Exercise:
Return all of the entries word for word, but omit the pictures they contain.

Excerpt from a dataset:
···

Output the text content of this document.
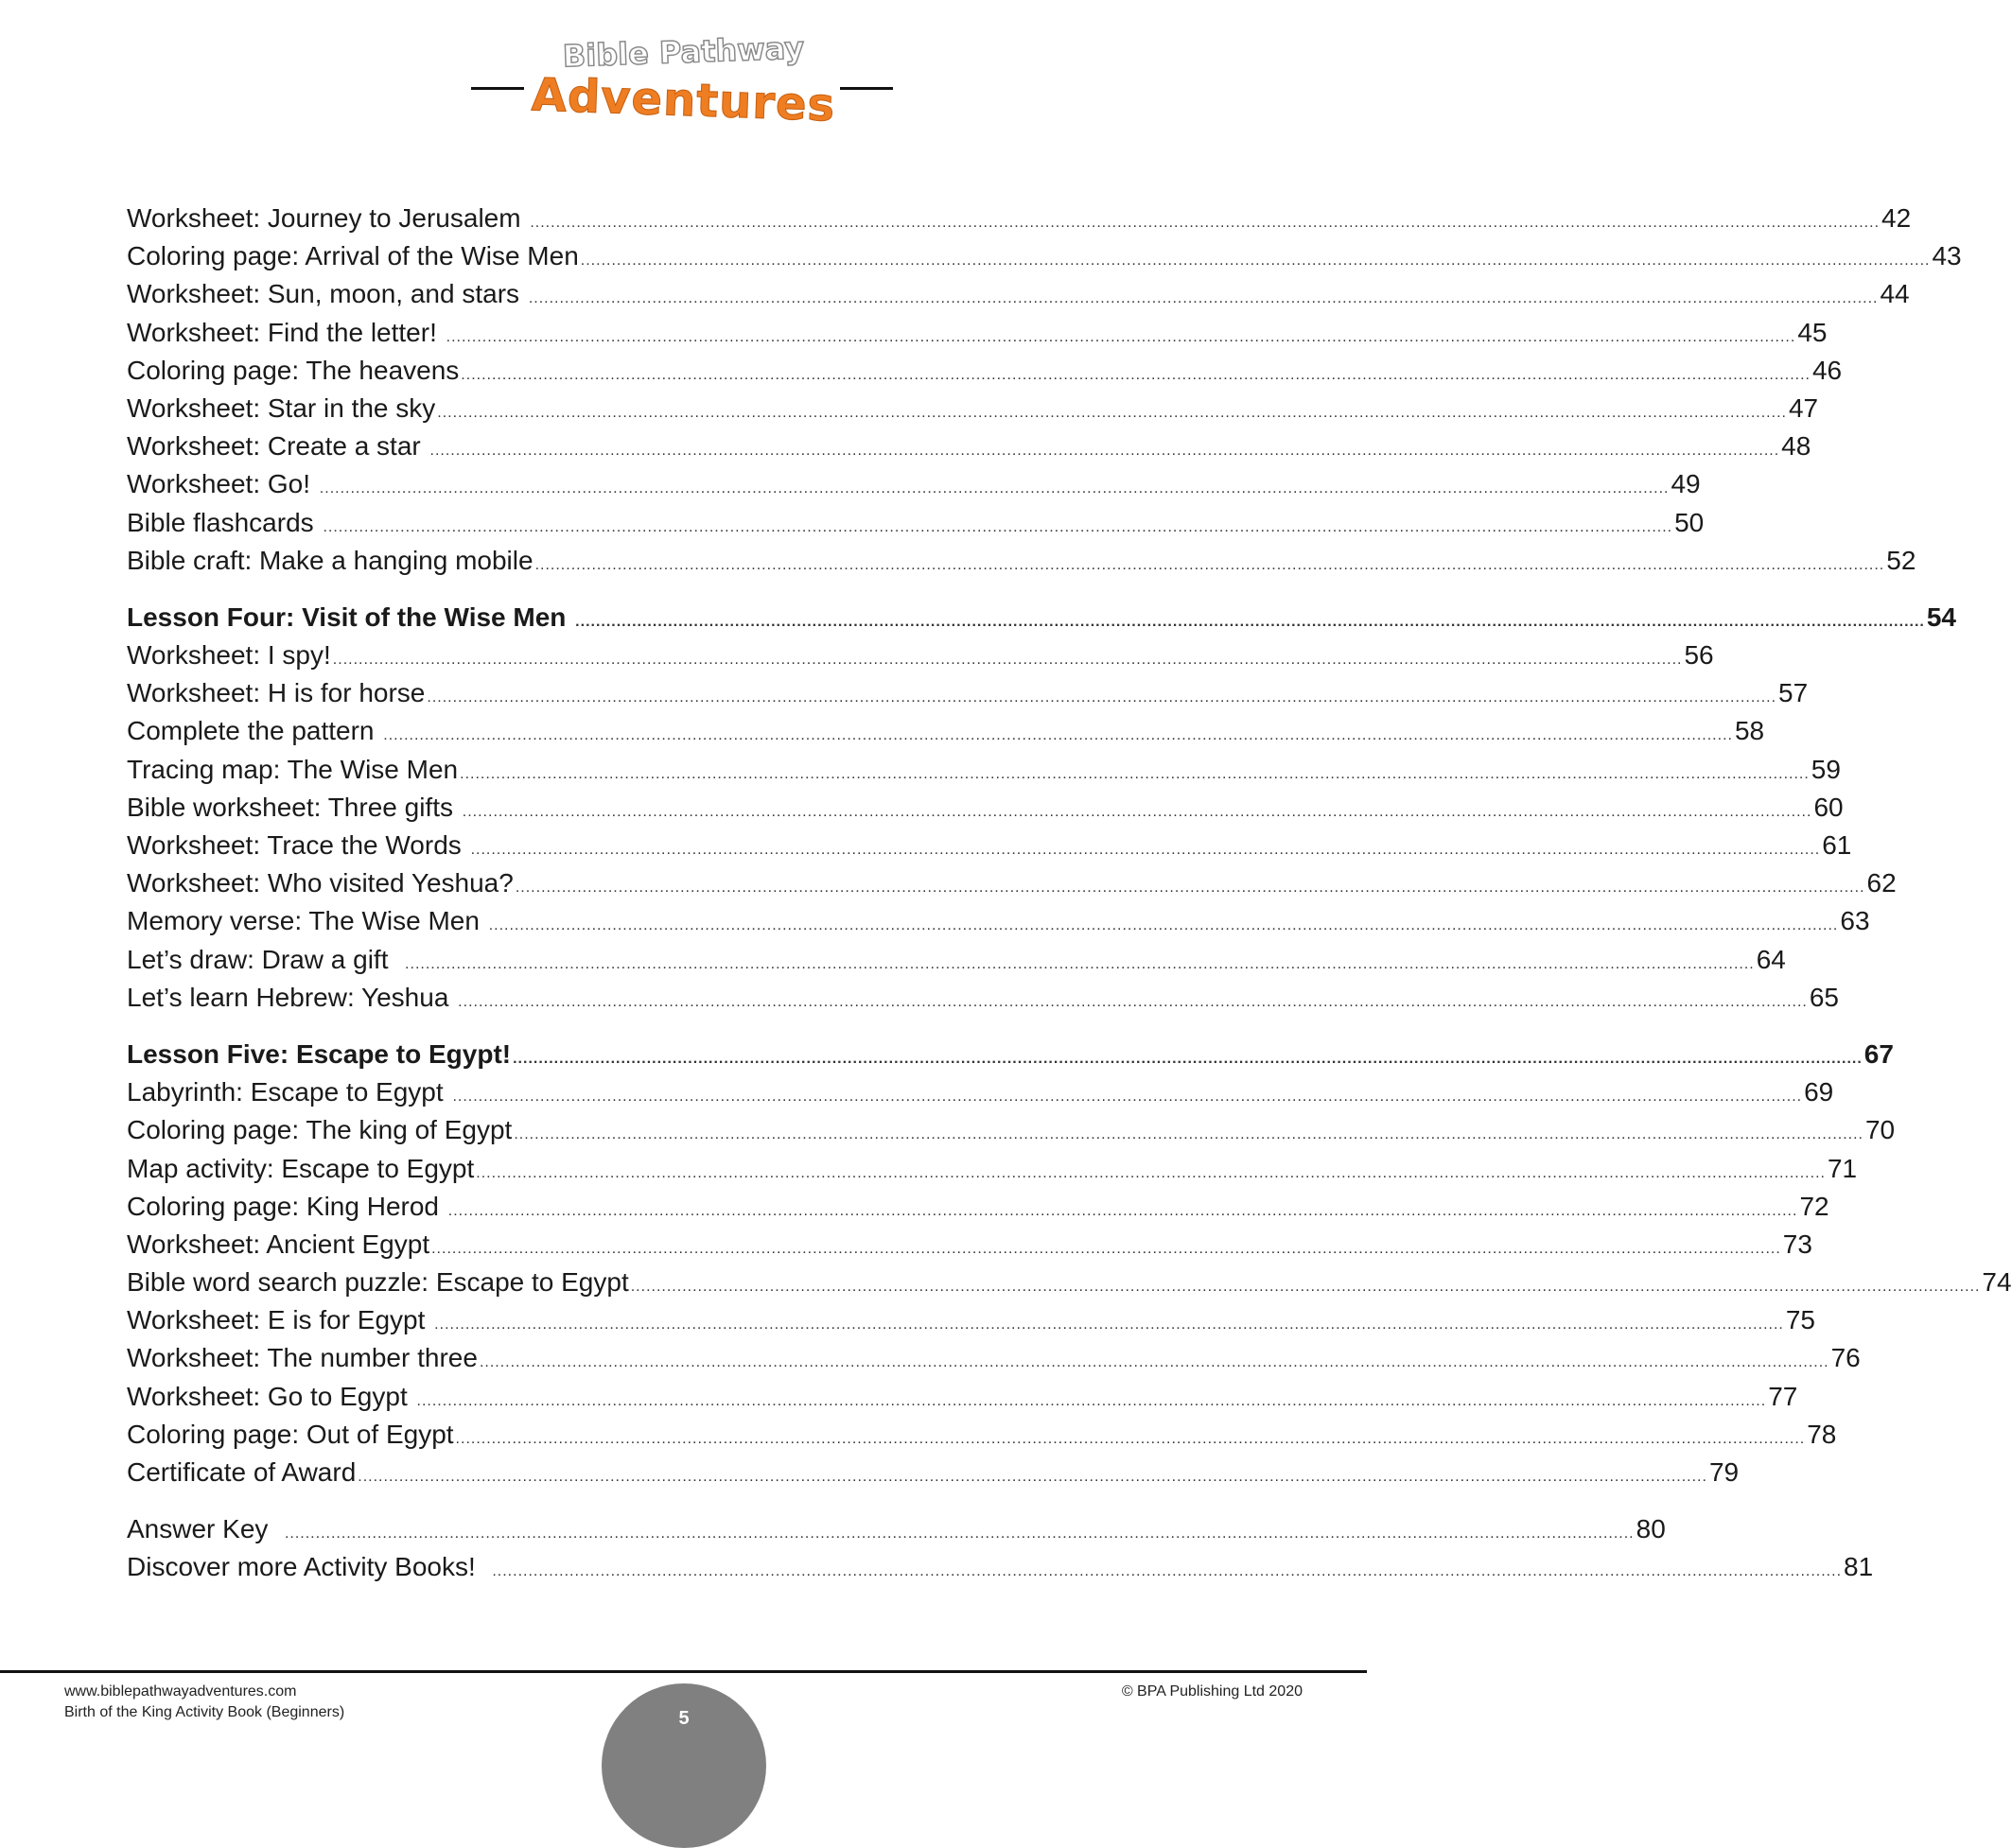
Bible Pathway
Adventures
Worksheet: Journey to Jerusalem ...................................................................................................................................................................................................................................................................... 42
Coloring page: Arrival of the Wise Men ...................................................................................................................................................................................................................................................................... 43
Worksheet: Sun, moon, and stars ...................................................................................................................................................................................................................................................................... 44
Worksheet: Find the letter! ...................................................................................................................................................................................................................................................................... 45
Coloring page: The heavens ...................................................................................................................................................................................................................................................................... 46
Worksheet: Star in the sky ...................................................................................................................................................................................................................................................................... 47
Worksheet: Create a star ...................................................................................................................................................................................................................................................................... 48
Worksheet: Go! ...................................................................................................................................................................................................................................................................... 49
Bible flashcards ...................................................................................................................................................................................................................................................................... 50
Bible craft: Make a hanging mobile ...................................................................................................................................................................................................................................................................... 52
Lesson Four: Visit of the Wise Men ...................................................................................................................................................................................................................................................................... 54
Worksheet: I spy! ...................................................................................................................................................................................................................................................................... 56
Worksheet: H is for horse ...................................................................................................................................................................................................................................................................... 57
Complete the pattern ...................................................................................................................................................................................................................................................................... 58
Tracing map: The Wise Men ...................................................................................................................................................................................................................................................................... 59
Bible worksheet: Three gifts ...................................................................................................................................................................................................................................................................... 60
Worksheet: Trace the Words ...................................................................................................................................................................................................................................................................... 61
Worksheet: Who visited Yeshua? ...................................................................................................................................................................................................................................................................... 62
Memory verse: The Wise Men ...................................................................................................................................................................................................................................................................... 63
Let’s draw: Draw a gift ...................................................................................................................................................................................................................................................................... 64
Let’s learn Hebrew: Yeshua ...................................................................................................................................................................................................................................................................... 65
Lesson Five: Escape to Egypt! ...................................................................................................................................................................................................................................................................... 67
Labyrinth: Escape to Egypt ...................................................................................................................................................................................................................................................................... 69
Coloring page: The king of Egypt ...................................................................................................................................................................................................................................................................... 70
Map activity: Escape to Egypt ...................................................................................................................................................................................................................................................................... 71
Coloring page: King Herod ...................................................................................................................................................................................................................................................................... 72
Worksheet: Ancient Egypt ...................................................................................................................................................................................................................................................................... 73
Bible word search puzzle: Escape to Egypt ...................................................................................................................................................................................................................................................................... 74
Worksheet: E is for Egypt ...................................................................................................................................................................................................................................................................... 75
Worksheet: The number three ...................................................................................................................................................................................................................................................................... 76
Worksheet: Go to Egypt ...................................................................................................................................................................................................................................................................... 77
Coloring page: Out of Egypt ...................................................................................................................................................................................................................................................................... 78
Certificate of Award ...................................................................................................................................................................................................................................................................... 79
Answer Key ...................................................................................................................................................................................................................................................................... 80
Discover more Activity Books! ...................................................................................................................................................................................................................................................................... 81
www.biblepathwayadventures.com
Birth of the King Activity Book (Beginners)
© BPA Publishing Ltd 2020
5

···

Output for this task:
Output the text content of this document.
Bible Pathway
Adventures
Worksheet: Journey to Jerusalem ...................................................................................................................................................................................................................................................................... 42
Coloring page: Arrival of the Wise Men ...................................................................................................................................................................................................................................................................... 43
Worksheet: Sun, moon, and stars ...................................................................................................................................................................................................................................................................... 44
Worksheet: Find the letter! ...................................................................................................................................................................................................................................................................... 45
Coloring page: The heavens ...................................................................................................................................................................................................................................................................... 46
Worksheet: Star in the sky ...................................................................................................................................................................................................................................................................... 47
Worksheet: Create a star ...................................................................................................................................................................................................................................................................... 48
Worksheet: Go! ...................................................................................................................................................................................................................................................................... 49
Bible flashcards ...................................................................................................................................................................................................................................................................... 50
Bible craft: Make a hanging mobile ...................................................................................................................................................................................................................................................................... 52
Lesson Four: Visit of the Wise Men ...................................................................................................................................................................................................................................................................... 54
Worksheet: I spy! ...................................................................................................................................................................................................................................................................... 56
Worksheet: H is for horse ...................................................................................................................................................................................................................................................................... 57
Complete the pattern ...................................................................................................................................................................................................................................................................... 58
Tracing map: The Wise Men ...................................................................................................................................................................................................................................................................... 59
Bible worksheet: Three gifts ...................................................................................................................................................................................................................................................................... 60
Worksheet: Trace the Words ...................................................................................................................................................................................................................................................................... 61
Worksheet: Who visited Yeshua? ...................................................................................................................................................................................................................................................................... 62
Memory verse: The Wise Men ...................................................................................................................................................................................................................................................................... 63
Let’s draw: Draw a gift ...................................................................................................................................................................................................................................................................... 64
Let’s learn Hebrew: Yeshua ...................................................................................................................................................................................................................................................................... 65
Lesson Five: Escape to Egypt! ...................................................................................................................................................................................................................................................................... 67
Labyrinth: Escape to Egypt ...................................................................................................................................................................................................................................................................... 69
Coloring page: The king of Egypt ...................................................................................................................................................................................................................................................................... 70
Map activity: Escape to Egypt ...................................................................................................................................................................................................................................................................... 71
Coloring page: King Herod ...................................................................................................................................................................................................................................................................... 72
Worksheet: Ancient Egypt ...................................................................................................................................................................................................................................................................... 73
Bible word search puzzle: Escape to Egypt ...................................................................................................................................................................................................................................................................... 74
Worksheet: E is for Egypt ...................................................................................................................................................................................................................................................................... 75
Worksheet: The number three ...................................................................................................................................................................................................................................................................... 76
Worksheet: Go to Egypt ...................................................................................................................................................................................................................................................................... 77
Coloring page: Out of Egypt ...................................................................................................................................................................................................................................................................... 78
Certificate of Award ...................................................................................................................................................................................................................................................................... 79
Answer Key ...................................................................................................................................................................................................................................................................... 80
Discover more Activity Books! ...................................................................................................................................................................................................................................................................... 81
www.biblepathwayadventures.com
Birth of the King Activity Book (Beginners)
© BPA Publishing Ltd 2020
5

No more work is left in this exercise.